▸ GIVEN TASK
How many lines of these records hold the string "digital"? Reply with the number alone.

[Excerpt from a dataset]
* * *

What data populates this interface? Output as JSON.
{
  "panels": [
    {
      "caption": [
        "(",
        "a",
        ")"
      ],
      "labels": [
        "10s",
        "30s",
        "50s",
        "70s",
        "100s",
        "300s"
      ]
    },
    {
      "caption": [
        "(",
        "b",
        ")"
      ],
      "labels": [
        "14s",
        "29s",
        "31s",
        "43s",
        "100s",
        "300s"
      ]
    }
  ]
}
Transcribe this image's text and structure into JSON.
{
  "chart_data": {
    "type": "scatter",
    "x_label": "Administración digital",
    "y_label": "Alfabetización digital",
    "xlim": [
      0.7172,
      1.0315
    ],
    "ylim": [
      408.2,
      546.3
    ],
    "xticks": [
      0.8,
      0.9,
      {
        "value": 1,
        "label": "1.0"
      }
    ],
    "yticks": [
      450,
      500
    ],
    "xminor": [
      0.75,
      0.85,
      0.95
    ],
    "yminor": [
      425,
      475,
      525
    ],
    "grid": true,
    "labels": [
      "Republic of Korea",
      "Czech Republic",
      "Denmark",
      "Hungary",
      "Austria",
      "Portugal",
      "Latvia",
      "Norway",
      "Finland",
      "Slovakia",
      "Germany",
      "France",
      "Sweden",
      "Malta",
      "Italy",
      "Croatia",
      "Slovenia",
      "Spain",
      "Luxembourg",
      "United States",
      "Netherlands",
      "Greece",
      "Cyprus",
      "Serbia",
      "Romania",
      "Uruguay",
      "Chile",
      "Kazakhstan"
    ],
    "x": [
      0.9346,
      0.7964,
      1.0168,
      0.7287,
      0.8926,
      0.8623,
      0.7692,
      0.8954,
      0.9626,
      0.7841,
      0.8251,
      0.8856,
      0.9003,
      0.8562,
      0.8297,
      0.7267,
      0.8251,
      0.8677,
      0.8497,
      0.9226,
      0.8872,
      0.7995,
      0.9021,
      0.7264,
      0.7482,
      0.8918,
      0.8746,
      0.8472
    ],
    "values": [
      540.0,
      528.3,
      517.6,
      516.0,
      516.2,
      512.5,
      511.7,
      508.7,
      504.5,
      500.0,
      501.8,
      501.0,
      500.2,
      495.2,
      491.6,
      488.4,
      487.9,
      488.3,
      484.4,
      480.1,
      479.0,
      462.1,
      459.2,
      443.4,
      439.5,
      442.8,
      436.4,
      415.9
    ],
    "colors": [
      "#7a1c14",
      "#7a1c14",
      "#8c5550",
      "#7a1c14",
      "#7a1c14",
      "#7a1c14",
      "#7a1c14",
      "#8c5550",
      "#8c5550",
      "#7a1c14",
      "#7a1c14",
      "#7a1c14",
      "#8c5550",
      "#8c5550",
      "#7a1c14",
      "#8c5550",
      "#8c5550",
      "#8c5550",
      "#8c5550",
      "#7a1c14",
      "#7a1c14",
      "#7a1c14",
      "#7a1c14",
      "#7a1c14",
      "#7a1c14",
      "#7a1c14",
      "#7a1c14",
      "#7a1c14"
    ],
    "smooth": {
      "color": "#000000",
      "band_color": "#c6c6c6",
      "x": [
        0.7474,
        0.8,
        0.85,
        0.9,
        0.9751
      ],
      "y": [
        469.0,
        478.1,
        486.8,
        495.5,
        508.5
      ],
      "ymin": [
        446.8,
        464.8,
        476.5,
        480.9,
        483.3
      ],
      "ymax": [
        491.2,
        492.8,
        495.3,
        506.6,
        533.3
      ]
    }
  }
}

* * *

▸ EXERCISE SOLUTION
2